REQUIRED WORK
Count how many lines mention the word "title". Write that number alone.

RECORDS FOR THIS EXERCISE
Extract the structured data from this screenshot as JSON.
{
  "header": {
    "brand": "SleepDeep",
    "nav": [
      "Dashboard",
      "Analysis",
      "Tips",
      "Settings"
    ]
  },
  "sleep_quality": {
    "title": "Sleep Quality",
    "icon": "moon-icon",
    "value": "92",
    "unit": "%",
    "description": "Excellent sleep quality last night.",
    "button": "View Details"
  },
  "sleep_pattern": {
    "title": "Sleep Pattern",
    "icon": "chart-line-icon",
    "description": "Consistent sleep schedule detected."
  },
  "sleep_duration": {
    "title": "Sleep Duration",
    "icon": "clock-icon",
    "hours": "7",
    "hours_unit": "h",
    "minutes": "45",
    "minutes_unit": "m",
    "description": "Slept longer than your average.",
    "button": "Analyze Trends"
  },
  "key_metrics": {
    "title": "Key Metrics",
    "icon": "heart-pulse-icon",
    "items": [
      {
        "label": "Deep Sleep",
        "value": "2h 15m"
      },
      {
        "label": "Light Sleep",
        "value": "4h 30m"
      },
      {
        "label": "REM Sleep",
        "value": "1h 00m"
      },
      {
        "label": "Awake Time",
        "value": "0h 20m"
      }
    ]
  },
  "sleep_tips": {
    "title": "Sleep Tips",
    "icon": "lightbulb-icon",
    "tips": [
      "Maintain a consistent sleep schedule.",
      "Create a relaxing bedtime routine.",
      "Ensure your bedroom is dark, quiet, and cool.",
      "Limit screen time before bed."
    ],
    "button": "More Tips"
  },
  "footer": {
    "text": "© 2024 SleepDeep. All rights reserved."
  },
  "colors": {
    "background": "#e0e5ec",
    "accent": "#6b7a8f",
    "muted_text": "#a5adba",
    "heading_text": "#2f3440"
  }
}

* * *

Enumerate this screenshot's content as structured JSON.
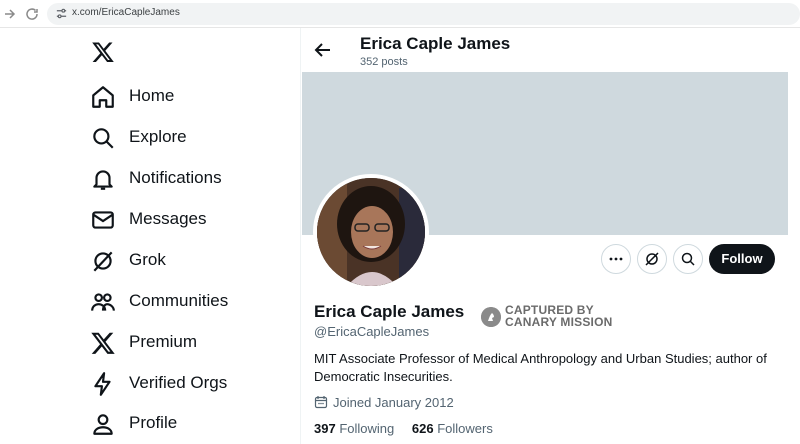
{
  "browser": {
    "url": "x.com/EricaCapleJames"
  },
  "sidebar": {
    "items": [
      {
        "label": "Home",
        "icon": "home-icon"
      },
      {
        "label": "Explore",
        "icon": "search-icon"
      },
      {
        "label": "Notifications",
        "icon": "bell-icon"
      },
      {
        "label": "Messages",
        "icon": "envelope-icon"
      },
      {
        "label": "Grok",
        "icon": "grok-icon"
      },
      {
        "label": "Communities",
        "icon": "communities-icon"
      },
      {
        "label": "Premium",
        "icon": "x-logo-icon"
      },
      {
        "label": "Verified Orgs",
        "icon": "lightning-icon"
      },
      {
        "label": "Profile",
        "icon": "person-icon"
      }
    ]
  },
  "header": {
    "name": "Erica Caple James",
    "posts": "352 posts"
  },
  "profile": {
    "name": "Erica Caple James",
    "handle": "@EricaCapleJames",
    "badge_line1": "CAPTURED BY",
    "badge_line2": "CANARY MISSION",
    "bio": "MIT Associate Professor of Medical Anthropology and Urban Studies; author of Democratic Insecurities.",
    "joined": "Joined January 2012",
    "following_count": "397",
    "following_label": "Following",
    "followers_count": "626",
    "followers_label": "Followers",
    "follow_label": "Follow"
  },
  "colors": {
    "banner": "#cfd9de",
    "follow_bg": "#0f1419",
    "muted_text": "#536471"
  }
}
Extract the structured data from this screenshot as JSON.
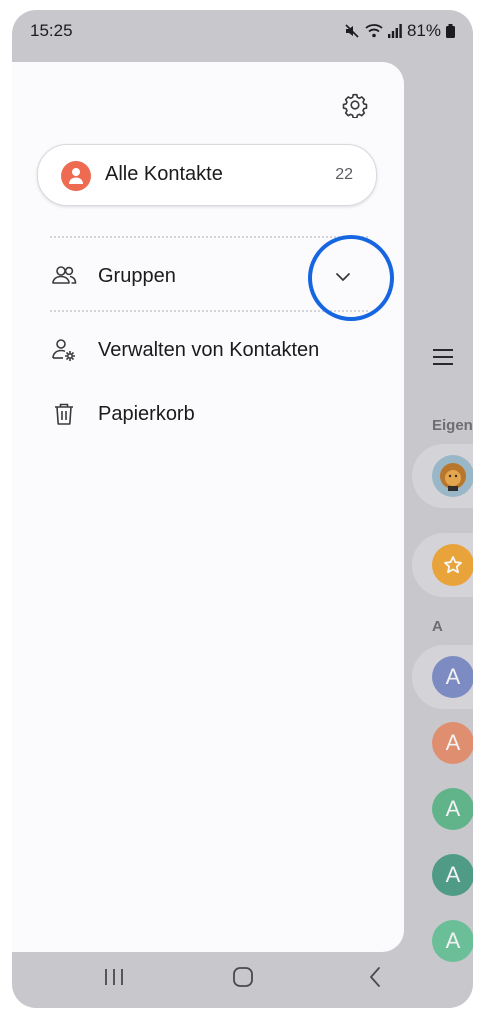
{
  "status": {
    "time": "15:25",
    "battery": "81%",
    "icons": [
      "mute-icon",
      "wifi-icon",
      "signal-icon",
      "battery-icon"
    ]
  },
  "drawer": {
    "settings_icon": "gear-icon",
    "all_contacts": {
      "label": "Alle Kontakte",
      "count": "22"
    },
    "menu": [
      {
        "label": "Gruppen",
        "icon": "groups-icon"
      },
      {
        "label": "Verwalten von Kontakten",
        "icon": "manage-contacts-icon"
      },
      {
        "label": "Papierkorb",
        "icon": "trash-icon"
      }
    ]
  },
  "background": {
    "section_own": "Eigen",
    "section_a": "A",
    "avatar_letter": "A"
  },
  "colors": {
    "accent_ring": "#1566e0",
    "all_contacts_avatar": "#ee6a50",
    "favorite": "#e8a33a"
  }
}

RESULT OF THIS EXERCISE
5